[AIM OF THE EXERCISE] Every line below that mentions the word "JSON" should be copied out.

[Dataset records]

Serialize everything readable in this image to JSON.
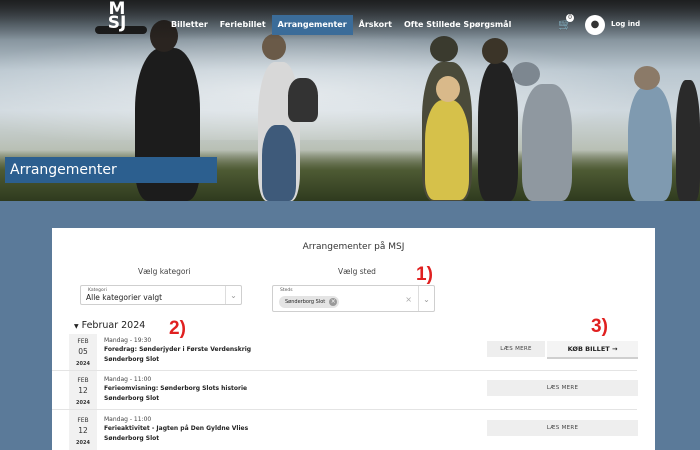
{
  "nav": {
    "logo_top": "M",
    "logo_bottom": "SJ",
    "links": [
      {
        "label": "Billetter"
      },
      {
        "label": "Feriebillet"
      },
      {
        "label": "Arrangementer"
      },
      {
        "label": "Årskort"
      },
      {
        "label": "Ofte Stillede Spørgsmål"
      }
    ],
    "cart_count": "0",
    "login_label": "Log ind"
  },
  "hero": {
    "title": "Arrangementer"
  },
  "panel": {
    "title": "Arrangementer på MSJ",
    "category": {
      "label": "Vælg kategori",
      "field_label": "Kategori",
      "value": "Alle kategorier valgt"
    },
    "place": {
      "label": "Vælg sted",
      "field_label": "Steds",
      "chip": "Sønderborg Slot"
    }
  },
  "annotations": {
    "a1": "1)",
    "a2": "2)",
    "a3": "3)"
  },
  "month": "Februar 2024",
  "events": [
    {
      "mon": "FEB",
      "day": "05",
      "year": "2024",
      "time": "Mandag - 19:30",
      "title": "Foredrag: Sønderjyder i Første Verdenskrig",
      "place": "Sønderborg Slot",
      "read_more": "LÆS MERE",
      "buy": "KØB BILLET"
    },
    {
      "mon": "FEB",
      "day": "12",
      "year": "2024",
      "time": "Mandag - 11:00",
      "title": "Ferieomvisning: Sønderborg Slots historie",
      "place": "Sønderborg Slot",
      "read_more": "LÆS MERE"
    },
    {
      "mon": "FEB",
      "day": "12",
      "year": "2024",
      "time": "Mandag - 11:00",
      "title": "Ferieaktivitet - Jagten på Den Gyldne Vlies",
      "place": "Sønderborg Slot",
      "read_more": "LÆS MERE"
    }
  ],
  "colors": {
    "accent": "#2c5f8f",
    "nav_active": "#3b6c99",
    "page_bg": "#5b7a99",
    "annotation": "#e02020"
  }
}
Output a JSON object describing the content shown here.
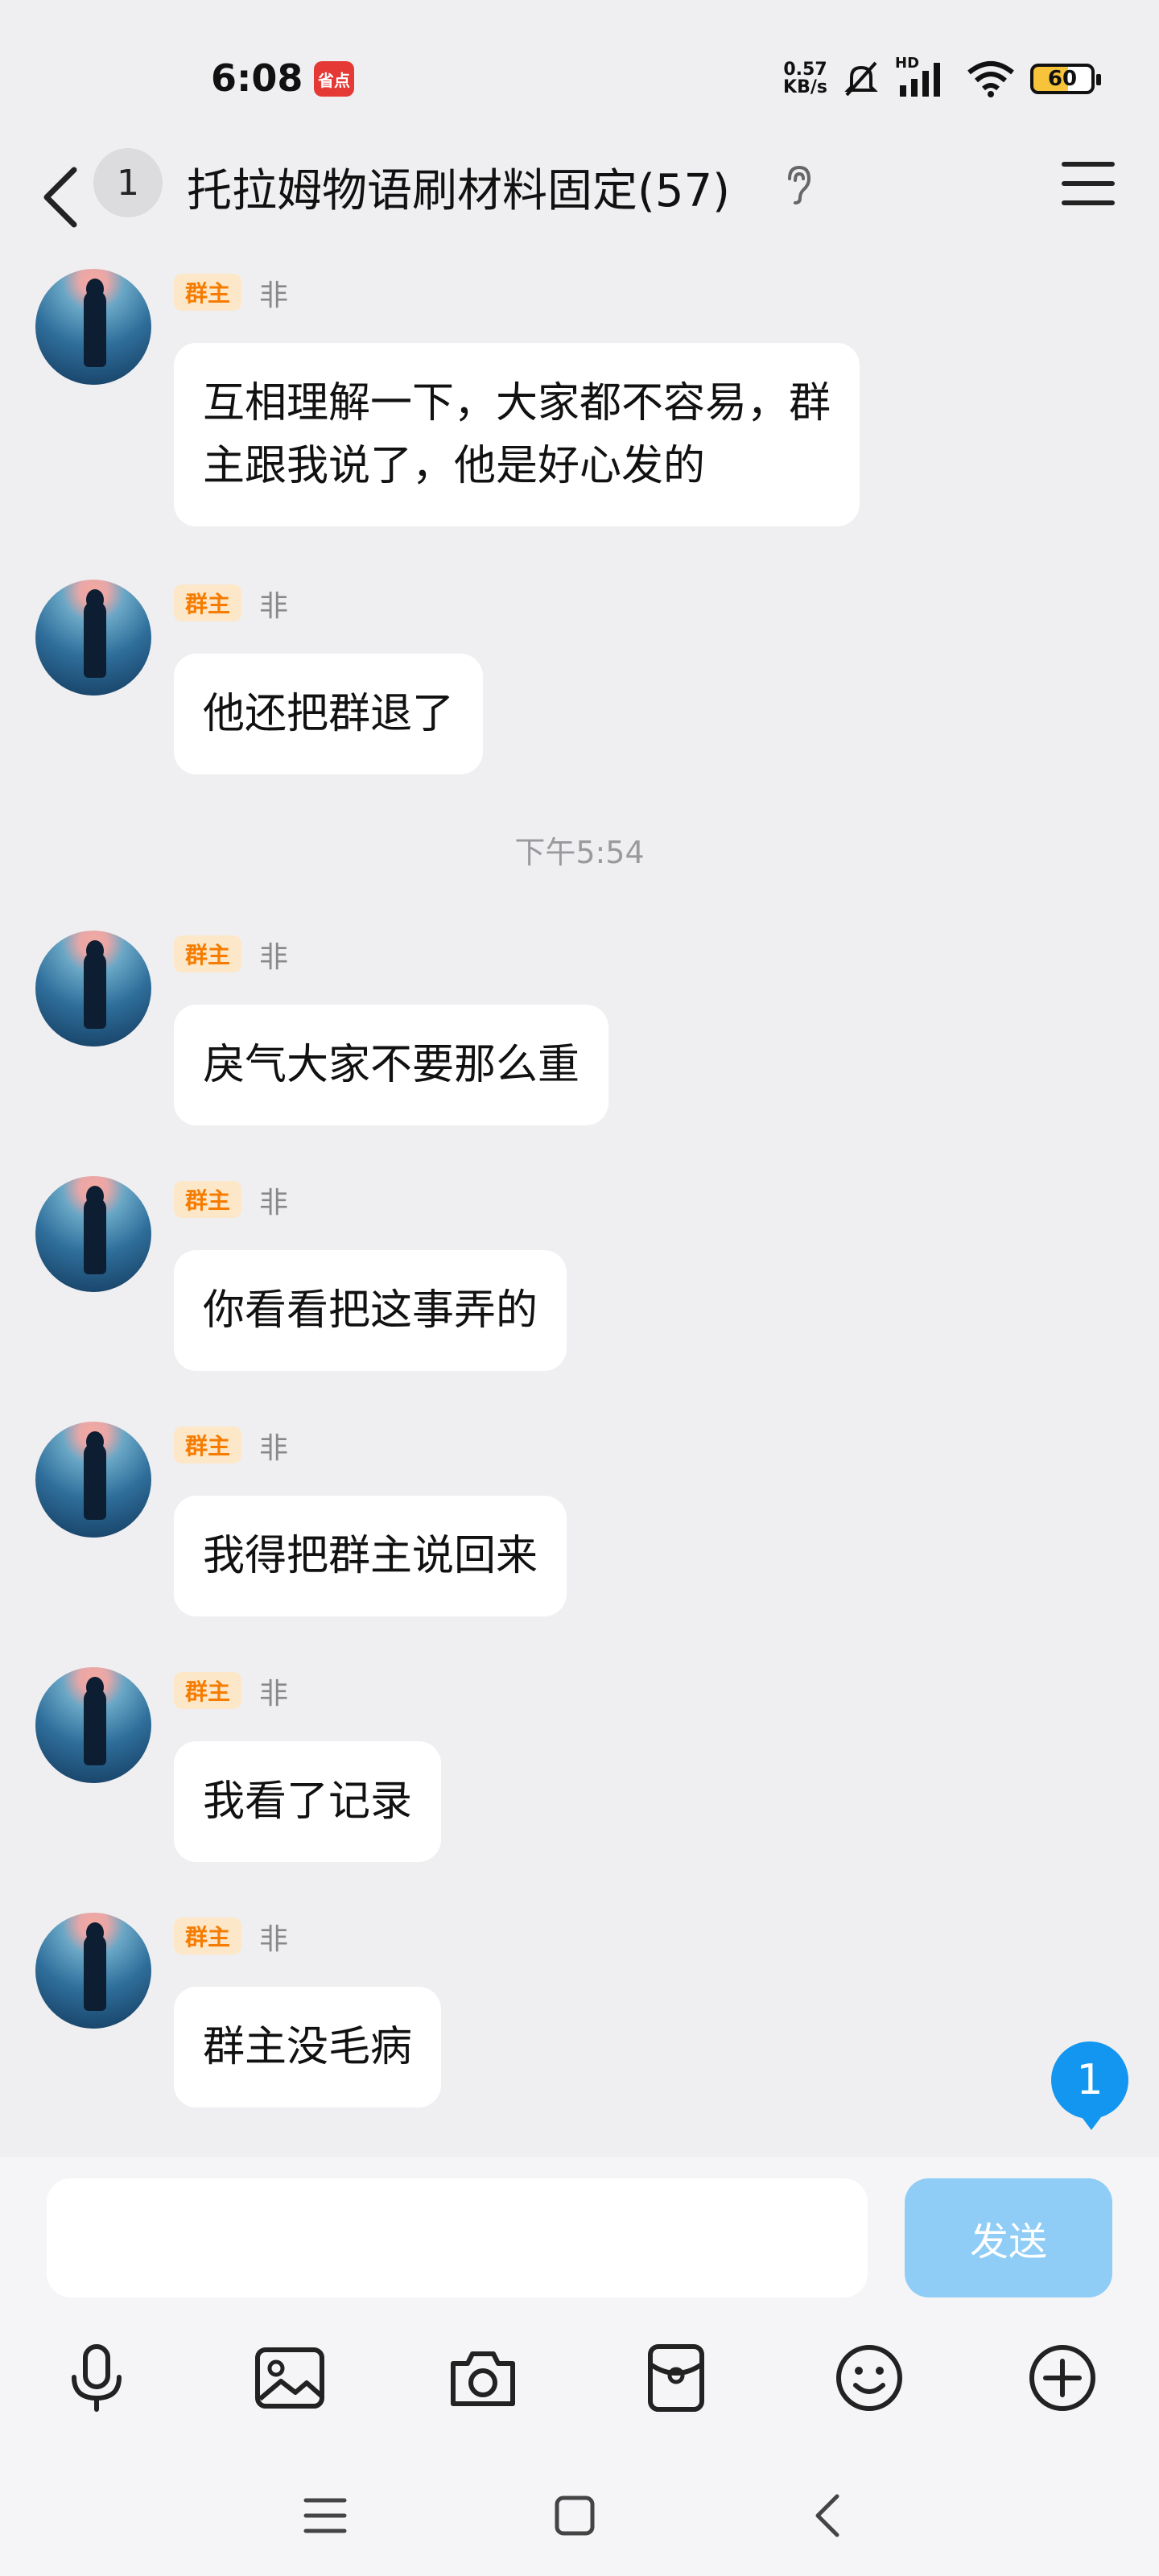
{
  "status_bar": {
    "time": "6:08",
    "app_icon_text": "省点",
    "net_speed_value": "0.57",
    "net_speed_unit": "KB/s",
    "signal_label": "HD",
    "battery": "60"
  },
  "header": {
    "unread_count": "1",
    "title": "托拉姆物语刷材料固定(57)"
  },
  "messages": [
    {
      "role": "群主",
      "sender": "非",
      "text_lines": [
        "互相理解一下，大家都不容易，群",
        "主跟我说了，他是好心发的"
      ]
    },
    {
      "role": "群主",
      "sender": "非",
      "text_lines": [
        "他还把群退了"
      ]
    },
    {
      "role": "群主",
      "sender": "非",
      "text_lines": [
        "戾气大家不要那么重"
      ]
    },
    {
      "role": "群主",
      "sender": "非",
      "text_lines": [
        "你看看把这事弄的"
      ]
    },
    {
      "role": "群主",
      "sender": "非",
      "text_lines": [
        "我得把群主说回来"
      ]
    },
    {
      "role": "群主",
      "sender": "非",
      "text_lines": [
        "我看了记录"
      ]
    },
    {
      "role": "群主",
      "sender": "非",
      "text_lines": [
        "群主没毛病"
      ]
    }
  ],
  "timestamp": "下午5:54",
  "new_message_badge": "1",
  "input": {
    "value": "",
    "send_label": "发送"
  },
  "toolbar_icons": [
    "microphone-icon",
    "image-icon",
    "camera-icon",
    "red-packet-icon",
    "emoji-icon",
    "plus-icon"
  ],
  "colors": {
    "background": "#efeff1",
    "accent": "#1296f0",
    "role_tag_bg": "#fde7c9",
    "role_tag_text": "#f57c00",
    "send_button": "#8fcdf6"
  }
}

[OUTPUT OF THE EXERCISE]
Serialize everything readable in this image to JSON.
Output a JSON object describing the content shown here.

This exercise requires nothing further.